Please give the entries again in full and exactly, without any picture.

→ Input for this task:
---

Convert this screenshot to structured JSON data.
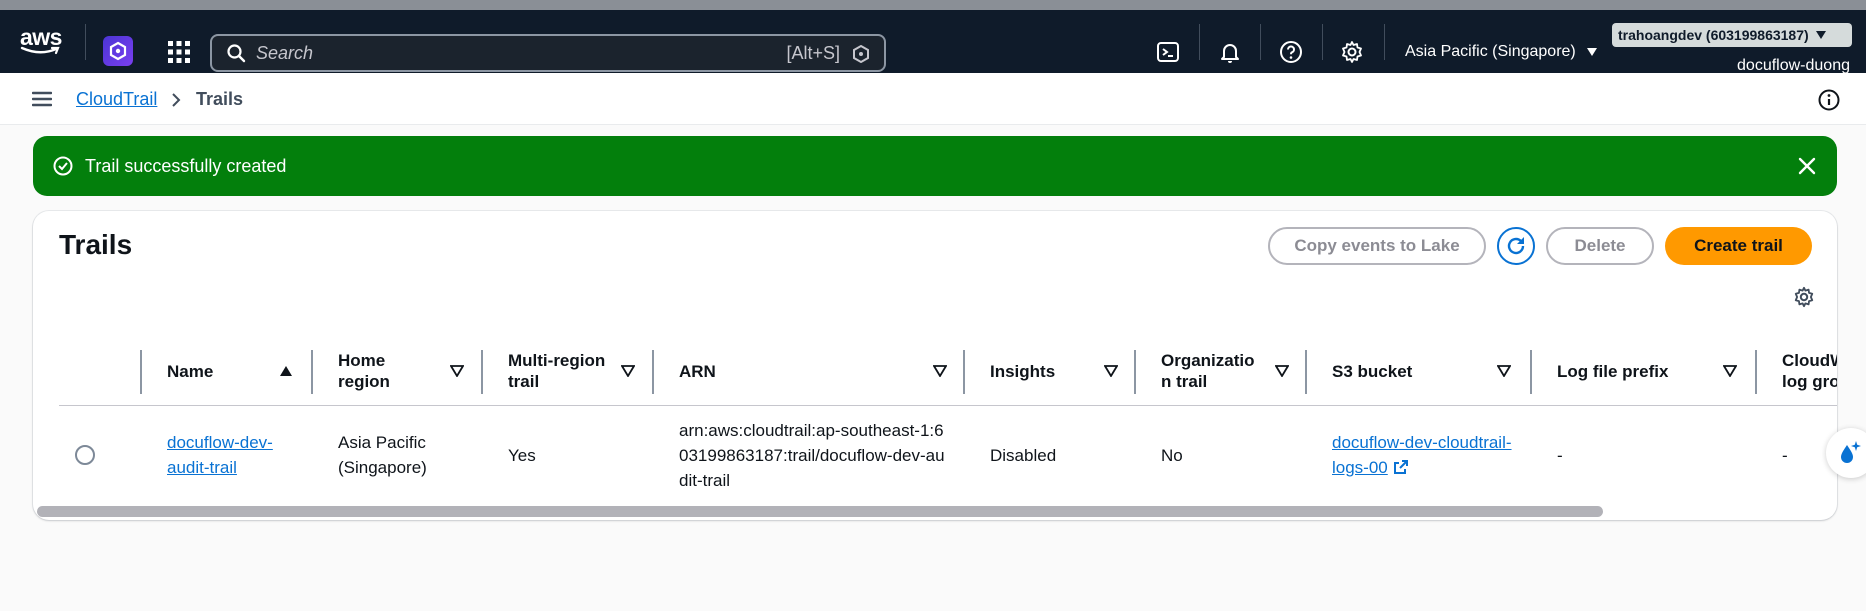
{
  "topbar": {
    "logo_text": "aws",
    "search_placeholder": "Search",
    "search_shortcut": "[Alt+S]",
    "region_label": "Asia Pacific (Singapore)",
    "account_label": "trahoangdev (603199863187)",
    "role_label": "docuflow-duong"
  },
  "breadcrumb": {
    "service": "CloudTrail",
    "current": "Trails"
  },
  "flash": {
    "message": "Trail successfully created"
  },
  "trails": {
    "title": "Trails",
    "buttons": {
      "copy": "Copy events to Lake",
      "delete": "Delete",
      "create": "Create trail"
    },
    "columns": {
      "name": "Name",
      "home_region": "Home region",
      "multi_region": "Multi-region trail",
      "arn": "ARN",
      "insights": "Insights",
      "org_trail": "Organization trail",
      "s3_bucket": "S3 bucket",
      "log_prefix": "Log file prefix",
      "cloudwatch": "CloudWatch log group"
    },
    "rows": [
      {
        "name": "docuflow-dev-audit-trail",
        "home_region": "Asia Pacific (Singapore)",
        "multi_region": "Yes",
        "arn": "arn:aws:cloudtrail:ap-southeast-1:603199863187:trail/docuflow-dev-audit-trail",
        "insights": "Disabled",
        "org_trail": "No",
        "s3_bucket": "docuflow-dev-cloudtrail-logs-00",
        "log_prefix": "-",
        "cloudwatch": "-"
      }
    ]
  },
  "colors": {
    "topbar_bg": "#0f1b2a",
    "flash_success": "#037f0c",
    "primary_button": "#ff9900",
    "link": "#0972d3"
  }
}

---

→ Solution to this problem:
Convert this screenshot to structured JSON data.
{
  "topbar": {
    "logo_text": "aws",
    "search_placeholder": "Search",
    "search_shortcut": "[Alt+S]",
    "region_label": "Asia Pacific (Singapore)",
    "account_label": "trahoangdev (603199863187)",
    "role_label": "docuflow-duong"
  },
  "breadcrumb": {
    "service": "CloudTrail",
    "current": "Trails"
  },
  "flash": {
    "message": "Trail successfully created"
  },
  "trails": {
    "title": "Trails",
    "buttons": {
      "copy": "Copy events to Lake",
      "delete": "Delete",
      "create": "Create trail"
    },
    "columns": {
      "name": "Name",
      "home_region": "Home region",
      "multi_region": "Multi-region trail",
      "arn": "ARN",
      "insights": "Insights",
      "org_trail": "Organization trail",
      "s3_bucket": "S3 bucket",
      "log_prefix": "Log file prefix",
      "cloudwatch": "CloudWatch log group"
    },
    "rows": [
      {
        "name": "docuflow-dev-audit-trail",
        "home_region": "Asia Pacific (Singapore)",
        "multi_region": "Yes",
        "arn": "arn:aws:cloudtrail:ap-southeast-1:603199863187:trail/docuflow-dev-audit-trail",
        "insights": "Disabled",
        "org_trail": "No",
        "s3_bucket": "docuflow-dev-cloudtrail-logs-00",
        "log_prefix": "-",
        "cloudwatch": "-"
      }
    ]
  },
  "colors": {
    "topbar_bg": "#0f1b2a",
    "flash_success": "#037f0c",
    "primary_button": "#ff9900",
    "link": "#0972d3"
  }
}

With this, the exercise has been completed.